• **Texto proporcionado**:
■ ■ ■ ■ ■ ■ ■

Hay muchos modelos, incluso para otros usos, pero son muy dificiles de conseguir, tengo muestras pero nunca los pude comprar en el mercado normal.

Lo que se intenta es que sea información útil de las cosas que se pueden conseguir normalmente y sin dificultad, también por eso puse el otro con transistores por si alguno desea hacer su propio diseño ya que es muy pero muy sencillo.
Cada quien eligira lo que más le conviene para su trabajo.

Un ejemplo real:
Hacemos proyectos para una diversidad de industrias

Una de ellas hacen tratamientos térmicos de diversas indole, con hornos de inducción y con hornos a gas.
El problema en este tipo de industria si falta el suministro de gas, las piezas a mediococinar generalmene quedan inutilizadas(depende de que material se trate y el tipo de tratamiento)

Para evitar esto la empresa dispuso de contenedores de gas en su planta, que le permitan terminar un proseso completo.
Nosotros trabajamos con lógica a 5V de manera standard, pero para activar alarmas por ejemplo como que la presión de la tubería cayo por debajo de cierto valor hace que la valvula de seguridad se cierre y cuando retorna no hay gas, por seguridad estos dispositivos se resetean manualmente.
Cuando se dispara esta contingencia entra en acción una serie de dispositivos entre ellos utilizamos unos micros que permanecen "dormidos" y el evento los "despierta" todos estos dispositivos trabajan a 3.3V por lo que necesitamos algunas veces "adaptar", los niveles lógicos, allí los hemos utilizado con gran suceso y simplicidad.

■ ■ ■ ■ ■ ■ ■

• **Datos proporcionados**:
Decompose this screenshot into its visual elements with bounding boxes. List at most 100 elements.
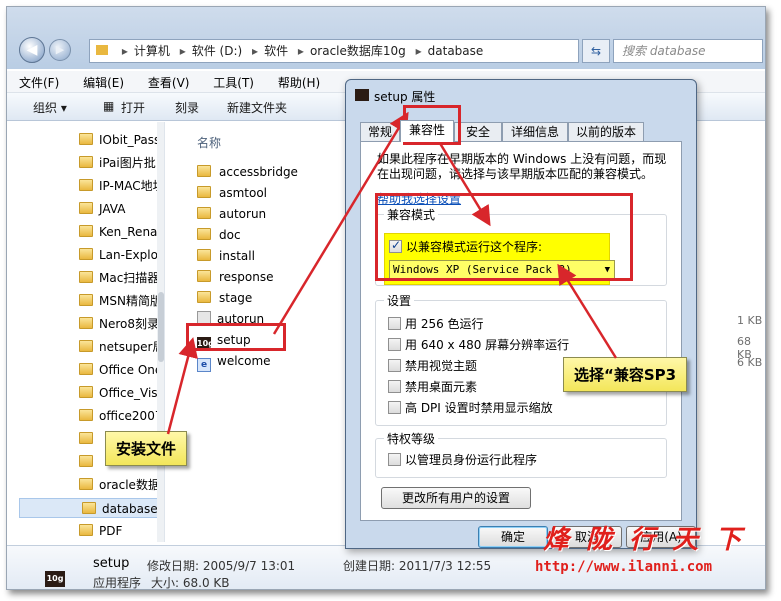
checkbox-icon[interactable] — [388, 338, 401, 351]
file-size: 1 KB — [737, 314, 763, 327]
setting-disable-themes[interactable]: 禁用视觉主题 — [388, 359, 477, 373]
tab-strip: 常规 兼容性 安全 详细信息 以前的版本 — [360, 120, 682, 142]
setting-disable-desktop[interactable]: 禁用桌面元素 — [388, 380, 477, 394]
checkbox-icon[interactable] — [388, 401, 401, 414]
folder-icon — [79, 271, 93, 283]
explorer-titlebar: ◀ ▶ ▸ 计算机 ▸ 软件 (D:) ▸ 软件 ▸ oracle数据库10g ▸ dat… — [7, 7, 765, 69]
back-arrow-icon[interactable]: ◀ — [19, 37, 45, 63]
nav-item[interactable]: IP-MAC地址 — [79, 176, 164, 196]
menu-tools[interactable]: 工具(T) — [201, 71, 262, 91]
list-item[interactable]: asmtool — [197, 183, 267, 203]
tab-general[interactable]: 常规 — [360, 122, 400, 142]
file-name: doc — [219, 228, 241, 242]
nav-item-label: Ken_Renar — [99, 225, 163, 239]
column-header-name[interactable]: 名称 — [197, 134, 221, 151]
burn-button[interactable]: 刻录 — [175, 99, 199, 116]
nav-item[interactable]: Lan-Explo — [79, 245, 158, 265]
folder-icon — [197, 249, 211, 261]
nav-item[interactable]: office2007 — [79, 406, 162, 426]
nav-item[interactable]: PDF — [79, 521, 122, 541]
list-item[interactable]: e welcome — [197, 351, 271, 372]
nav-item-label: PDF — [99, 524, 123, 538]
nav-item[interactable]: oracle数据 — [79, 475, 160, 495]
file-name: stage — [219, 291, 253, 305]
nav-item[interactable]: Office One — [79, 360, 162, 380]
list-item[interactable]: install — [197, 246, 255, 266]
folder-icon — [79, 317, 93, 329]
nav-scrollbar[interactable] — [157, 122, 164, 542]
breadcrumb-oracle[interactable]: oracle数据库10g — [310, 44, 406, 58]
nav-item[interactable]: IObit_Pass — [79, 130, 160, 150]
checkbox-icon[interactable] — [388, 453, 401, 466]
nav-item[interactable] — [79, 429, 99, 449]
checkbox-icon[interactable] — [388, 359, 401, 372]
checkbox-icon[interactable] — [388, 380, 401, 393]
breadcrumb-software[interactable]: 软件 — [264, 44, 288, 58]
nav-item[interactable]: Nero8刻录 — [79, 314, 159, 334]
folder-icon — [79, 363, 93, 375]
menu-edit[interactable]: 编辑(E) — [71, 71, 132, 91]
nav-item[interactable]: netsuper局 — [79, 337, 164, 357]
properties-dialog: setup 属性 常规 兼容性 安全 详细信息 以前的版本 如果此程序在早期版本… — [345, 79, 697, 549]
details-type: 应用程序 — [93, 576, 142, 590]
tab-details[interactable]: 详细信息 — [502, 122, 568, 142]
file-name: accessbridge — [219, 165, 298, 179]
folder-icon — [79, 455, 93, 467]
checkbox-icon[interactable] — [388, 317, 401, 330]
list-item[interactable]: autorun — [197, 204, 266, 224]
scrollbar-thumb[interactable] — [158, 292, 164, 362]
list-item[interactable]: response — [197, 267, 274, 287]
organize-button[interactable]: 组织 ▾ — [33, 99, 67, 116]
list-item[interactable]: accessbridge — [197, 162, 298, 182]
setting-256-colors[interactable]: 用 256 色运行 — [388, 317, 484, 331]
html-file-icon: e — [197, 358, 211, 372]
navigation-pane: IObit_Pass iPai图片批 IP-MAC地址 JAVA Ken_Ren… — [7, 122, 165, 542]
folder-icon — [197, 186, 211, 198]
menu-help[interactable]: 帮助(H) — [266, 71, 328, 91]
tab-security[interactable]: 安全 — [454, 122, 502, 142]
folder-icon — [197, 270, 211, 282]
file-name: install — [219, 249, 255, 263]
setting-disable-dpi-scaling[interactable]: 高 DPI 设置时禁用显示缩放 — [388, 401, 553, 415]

■ ■ ■ ■ ■ ■ ■

• **Problemas por resolver**:
1. Transcribe del texto sobre los niveles lógicos el fragmento que va de "Lo que se intenta" a "pero muy sencillo.", ambos incluidos.
2. Prosigue el texto sobre los niveles lógicos a partir de su última oración.
Las entradas no hacen falta para nada.

• **Respuestas en orden**:
1.
Lo que se intenta es que sea información útil de las cosas que se pueden conseguir normalmente y sin dificultad, también por eso puse el otro con transistores por si alguno desea hacer su propio diseño ya que es muy pero muy sencillo.

2.
A muchos les servira y a otros no, cada quien vea si le sirve o no


----------



## chclau (Feb 15, 2018)

Casualmente en estos dias un cumpa del trabajo se encontro con ese problema de la corriente por eso lo comento. Y todo lo que queria era comandar un opto, que no necesita 50mA sino menos de 3mA y tampoco eso te entrega el dispositivo que estamos comentando.

Yo en la datasheet vi corrientes de sink del orden de decenas de uA, si vos decis que viste 50mA me gustaria que me indiques donde.

Como tuvimos este problema (y como el tema de la corriente del dispositivo, para mi, en el datasheet no esta NADA claro), estuve buscando este tema en la Internet y esto es lo que contestaron en el foro E2E sobre esos dispositivos:

https://e2e.ti.com/support/interface/voltage_level/f/391/t/497983

"Most LEDs require several mA worth of forward current. The TXB0108 and TXS0108E are intended to drive high-impedance (i.e. very low current) loads. The datasheet specifies that the VOH and VOL levels are guaranteed only if the load is pulling just 20 uA. There is no way that either device can drive a proper VOH and VOL if the LED requires mA worth of current"

"La mayoria de los LEDs requieren varios mA... y la hoja de datos especifica que los niveles de Voh y Vol estan garantizados solo para cargas de 20uA"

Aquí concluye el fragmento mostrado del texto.